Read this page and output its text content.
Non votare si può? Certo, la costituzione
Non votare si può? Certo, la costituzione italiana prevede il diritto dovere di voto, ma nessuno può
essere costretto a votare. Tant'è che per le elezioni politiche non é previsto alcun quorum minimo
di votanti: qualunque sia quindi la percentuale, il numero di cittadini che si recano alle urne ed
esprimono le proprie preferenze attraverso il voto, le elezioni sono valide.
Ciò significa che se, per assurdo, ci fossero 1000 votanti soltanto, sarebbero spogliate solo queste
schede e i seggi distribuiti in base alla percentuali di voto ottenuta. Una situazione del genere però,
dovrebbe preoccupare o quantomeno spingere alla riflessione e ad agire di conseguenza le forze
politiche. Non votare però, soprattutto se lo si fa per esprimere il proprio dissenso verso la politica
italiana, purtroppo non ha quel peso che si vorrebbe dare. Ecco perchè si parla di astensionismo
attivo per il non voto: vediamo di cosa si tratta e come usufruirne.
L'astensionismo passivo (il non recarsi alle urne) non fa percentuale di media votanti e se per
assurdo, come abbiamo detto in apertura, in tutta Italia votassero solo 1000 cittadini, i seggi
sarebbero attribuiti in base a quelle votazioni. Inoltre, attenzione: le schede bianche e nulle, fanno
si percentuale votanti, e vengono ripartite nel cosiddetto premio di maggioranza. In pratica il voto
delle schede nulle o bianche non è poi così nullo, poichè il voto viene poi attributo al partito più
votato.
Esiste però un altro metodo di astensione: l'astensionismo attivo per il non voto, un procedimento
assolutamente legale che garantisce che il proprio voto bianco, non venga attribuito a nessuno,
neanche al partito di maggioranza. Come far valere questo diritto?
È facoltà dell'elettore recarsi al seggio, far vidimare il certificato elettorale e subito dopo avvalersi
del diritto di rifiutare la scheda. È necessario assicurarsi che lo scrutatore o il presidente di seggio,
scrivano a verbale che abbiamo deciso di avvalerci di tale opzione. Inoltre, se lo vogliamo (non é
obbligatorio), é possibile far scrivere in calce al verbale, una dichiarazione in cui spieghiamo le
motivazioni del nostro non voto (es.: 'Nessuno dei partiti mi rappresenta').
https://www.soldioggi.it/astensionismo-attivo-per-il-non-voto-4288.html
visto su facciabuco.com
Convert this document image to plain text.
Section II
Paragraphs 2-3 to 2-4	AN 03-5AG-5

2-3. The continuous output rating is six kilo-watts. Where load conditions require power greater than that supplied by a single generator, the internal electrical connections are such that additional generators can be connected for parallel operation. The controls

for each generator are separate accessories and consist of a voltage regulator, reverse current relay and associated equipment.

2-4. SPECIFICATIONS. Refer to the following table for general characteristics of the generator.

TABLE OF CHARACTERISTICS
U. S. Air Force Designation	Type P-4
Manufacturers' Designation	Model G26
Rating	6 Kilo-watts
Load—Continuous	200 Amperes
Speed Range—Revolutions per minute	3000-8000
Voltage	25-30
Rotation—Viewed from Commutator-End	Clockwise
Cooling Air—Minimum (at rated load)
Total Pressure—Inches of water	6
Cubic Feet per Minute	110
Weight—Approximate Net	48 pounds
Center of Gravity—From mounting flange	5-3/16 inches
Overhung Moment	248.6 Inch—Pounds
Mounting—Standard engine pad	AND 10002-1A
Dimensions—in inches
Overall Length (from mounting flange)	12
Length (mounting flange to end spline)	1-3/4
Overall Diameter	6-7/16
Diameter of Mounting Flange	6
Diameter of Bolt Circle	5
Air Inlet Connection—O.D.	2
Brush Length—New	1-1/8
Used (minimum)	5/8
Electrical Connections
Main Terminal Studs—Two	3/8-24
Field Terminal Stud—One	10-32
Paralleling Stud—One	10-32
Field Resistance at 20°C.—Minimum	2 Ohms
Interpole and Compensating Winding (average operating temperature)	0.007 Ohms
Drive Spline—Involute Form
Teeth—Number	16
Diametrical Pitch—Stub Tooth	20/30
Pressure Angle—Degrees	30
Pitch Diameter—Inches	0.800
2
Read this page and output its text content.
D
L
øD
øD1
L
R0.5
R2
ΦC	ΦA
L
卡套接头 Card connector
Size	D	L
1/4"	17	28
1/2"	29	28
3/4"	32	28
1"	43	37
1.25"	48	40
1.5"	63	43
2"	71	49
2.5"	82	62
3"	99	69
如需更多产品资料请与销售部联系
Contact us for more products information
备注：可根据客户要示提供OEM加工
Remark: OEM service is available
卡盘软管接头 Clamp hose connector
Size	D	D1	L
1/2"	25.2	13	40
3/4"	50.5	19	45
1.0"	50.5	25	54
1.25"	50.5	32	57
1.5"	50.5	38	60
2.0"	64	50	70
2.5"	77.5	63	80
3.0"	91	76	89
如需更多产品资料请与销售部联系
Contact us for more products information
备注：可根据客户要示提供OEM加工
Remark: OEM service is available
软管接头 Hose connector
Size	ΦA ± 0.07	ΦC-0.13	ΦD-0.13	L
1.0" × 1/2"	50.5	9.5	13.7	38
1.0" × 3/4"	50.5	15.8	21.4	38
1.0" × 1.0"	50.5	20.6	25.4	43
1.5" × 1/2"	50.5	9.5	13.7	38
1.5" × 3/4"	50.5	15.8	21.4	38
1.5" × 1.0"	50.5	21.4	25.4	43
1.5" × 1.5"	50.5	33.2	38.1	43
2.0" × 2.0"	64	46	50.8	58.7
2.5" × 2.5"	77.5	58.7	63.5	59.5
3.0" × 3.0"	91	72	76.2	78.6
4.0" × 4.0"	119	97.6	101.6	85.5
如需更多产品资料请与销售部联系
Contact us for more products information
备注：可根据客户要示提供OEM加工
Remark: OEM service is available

********

### DIRECTIONS FOR THIS TASK:
From the entries above, pull out each line that includes "però".

### COMPLETE RESPONSE:
schede e i seggi distribuiti in base alla percentuali di voto ottenuta. Una situazione del genere però,
politiche. Non votare però, soprattutto se lo si fa per esprimere il proprio dissenso verso la politica
Esiste però un altro metodo di astensione: l'astensionismo attivo per il non voto, un procedimento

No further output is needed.